Find the string "screenshot" and gather every line that holds it.

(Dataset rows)
-- Begin --

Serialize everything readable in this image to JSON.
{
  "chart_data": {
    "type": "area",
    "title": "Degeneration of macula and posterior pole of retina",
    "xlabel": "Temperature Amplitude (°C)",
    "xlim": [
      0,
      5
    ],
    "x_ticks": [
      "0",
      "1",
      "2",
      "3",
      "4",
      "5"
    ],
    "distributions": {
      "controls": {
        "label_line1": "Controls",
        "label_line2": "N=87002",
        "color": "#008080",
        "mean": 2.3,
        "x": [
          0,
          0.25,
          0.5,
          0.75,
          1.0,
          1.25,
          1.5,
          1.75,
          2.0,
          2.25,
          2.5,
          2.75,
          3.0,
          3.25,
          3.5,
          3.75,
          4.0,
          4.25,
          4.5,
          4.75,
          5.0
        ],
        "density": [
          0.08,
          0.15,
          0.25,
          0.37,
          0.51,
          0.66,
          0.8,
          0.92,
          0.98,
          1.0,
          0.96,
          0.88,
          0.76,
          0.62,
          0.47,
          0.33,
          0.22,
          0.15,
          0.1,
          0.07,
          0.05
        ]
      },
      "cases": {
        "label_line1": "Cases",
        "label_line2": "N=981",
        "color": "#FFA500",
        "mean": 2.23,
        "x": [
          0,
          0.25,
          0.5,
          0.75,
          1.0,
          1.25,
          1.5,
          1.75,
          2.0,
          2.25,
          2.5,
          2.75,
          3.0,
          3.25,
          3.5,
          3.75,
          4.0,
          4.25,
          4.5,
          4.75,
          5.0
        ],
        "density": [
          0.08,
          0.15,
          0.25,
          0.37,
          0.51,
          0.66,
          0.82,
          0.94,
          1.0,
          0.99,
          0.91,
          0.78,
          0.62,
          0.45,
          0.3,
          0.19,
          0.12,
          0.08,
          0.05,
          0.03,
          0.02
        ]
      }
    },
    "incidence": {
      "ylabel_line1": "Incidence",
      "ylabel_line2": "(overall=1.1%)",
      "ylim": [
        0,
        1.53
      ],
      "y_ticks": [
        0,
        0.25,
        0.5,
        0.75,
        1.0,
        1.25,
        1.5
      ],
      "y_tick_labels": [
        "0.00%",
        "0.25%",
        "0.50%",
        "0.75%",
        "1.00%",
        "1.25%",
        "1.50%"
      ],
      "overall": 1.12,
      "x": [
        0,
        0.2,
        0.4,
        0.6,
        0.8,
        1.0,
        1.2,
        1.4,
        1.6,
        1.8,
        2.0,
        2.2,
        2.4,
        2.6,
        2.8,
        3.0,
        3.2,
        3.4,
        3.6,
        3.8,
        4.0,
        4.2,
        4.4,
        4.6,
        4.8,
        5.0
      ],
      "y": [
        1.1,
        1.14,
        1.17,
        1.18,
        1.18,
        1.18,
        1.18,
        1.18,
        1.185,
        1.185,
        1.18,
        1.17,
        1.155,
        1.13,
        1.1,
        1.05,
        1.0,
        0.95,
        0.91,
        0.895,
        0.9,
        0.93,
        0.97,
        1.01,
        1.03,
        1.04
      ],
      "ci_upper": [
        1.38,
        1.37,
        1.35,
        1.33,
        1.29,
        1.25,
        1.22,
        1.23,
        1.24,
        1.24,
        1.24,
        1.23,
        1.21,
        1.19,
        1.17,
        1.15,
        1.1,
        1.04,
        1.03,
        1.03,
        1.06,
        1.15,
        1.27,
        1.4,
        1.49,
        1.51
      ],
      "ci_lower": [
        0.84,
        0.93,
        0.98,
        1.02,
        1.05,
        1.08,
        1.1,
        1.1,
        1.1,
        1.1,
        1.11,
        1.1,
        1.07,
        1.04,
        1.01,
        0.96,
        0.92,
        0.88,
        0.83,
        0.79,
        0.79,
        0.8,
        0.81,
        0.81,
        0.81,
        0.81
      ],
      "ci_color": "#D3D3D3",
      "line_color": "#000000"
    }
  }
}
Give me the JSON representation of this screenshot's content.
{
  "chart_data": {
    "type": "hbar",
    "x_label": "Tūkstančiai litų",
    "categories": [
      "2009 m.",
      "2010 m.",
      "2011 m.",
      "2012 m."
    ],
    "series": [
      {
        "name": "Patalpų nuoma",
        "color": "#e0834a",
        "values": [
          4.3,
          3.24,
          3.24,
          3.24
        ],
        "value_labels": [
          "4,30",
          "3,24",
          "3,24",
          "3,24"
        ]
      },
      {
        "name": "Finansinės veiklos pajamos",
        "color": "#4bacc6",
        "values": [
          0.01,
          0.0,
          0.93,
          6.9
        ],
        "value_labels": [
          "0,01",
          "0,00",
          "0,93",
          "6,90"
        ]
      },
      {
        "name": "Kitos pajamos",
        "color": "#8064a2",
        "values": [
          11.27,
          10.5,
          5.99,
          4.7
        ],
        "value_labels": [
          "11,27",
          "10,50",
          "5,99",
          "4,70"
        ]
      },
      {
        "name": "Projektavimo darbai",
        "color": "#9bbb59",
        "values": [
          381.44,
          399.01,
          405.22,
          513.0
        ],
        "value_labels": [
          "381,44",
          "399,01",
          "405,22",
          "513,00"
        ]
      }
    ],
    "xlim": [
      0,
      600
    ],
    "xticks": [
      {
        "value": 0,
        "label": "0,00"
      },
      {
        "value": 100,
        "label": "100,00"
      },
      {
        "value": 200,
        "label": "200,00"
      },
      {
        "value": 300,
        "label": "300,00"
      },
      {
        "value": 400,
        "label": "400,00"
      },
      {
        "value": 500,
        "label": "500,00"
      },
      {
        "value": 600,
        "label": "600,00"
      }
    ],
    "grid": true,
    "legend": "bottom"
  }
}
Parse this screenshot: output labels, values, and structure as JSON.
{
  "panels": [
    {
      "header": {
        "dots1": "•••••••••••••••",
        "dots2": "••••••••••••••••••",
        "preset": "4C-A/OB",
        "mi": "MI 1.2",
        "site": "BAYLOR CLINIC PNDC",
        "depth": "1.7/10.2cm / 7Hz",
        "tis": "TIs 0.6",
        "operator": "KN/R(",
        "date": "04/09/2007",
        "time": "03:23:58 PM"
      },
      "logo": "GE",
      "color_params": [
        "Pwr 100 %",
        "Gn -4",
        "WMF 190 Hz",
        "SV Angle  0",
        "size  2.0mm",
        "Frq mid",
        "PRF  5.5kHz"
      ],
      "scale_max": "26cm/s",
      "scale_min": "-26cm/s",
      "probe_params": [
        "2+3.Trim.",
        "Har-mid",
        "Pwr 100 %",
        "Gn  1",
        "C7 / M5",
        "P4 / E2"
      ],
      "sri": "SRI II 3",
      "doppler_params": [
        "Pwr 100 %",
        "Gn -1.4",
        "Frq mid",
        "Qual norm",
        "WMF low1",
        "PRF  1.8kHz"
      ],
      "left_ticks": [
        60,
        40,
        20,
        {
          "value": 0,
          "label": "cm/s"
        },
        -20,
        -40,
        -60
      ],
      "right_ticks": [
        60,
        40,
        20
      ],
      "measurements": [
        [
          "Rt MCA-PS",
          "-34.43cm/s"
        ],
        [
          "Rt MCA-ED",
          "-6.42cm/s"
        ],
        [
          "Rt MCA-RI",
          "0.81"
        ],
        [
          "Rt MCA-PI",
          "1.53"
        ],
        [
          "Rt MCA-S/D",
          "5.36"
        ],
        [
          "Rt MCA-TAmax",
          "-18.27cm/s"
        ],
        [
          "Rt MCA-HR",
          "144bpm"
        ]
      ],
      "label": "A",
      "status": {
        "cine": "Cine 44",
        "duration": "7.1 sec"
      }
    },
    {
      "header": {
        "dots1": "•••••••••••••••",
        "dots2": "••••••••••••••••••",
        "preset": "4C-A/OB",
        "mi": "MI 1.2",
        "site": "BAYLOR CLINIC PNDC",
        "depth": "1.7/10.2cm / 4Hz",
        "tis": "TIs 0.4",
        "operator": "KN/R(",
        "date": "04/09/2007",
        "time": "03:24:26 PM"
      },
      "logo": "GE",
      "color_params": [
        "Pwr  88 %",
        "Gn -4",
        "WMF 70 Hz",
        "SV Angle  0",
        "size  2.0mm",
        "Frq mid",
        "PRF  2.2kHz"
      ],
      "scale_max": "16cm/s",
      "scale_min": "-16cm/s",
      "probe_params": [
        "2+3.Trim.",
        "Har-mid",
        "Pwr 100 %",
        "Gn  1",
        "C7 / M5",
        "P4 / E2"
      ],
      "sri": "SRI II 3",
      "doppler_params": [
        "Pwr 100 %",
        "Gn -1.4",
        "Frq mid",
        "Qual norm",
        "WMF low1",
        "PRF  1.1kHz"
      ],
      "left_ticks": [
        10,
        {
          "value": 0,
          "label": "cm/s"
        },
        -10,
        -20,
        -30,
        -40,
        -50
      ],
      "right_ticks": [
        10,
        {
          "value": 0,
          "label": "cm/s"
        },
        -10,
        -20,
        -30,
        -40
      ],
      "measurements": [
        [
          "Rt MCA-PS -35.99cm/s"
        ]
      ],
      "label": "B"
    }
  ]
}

-- End --

● Answer to the problem
Give me the JSON representation of this screenshot's content.
Parse this screenshot: output labels, values, and structure as JSON.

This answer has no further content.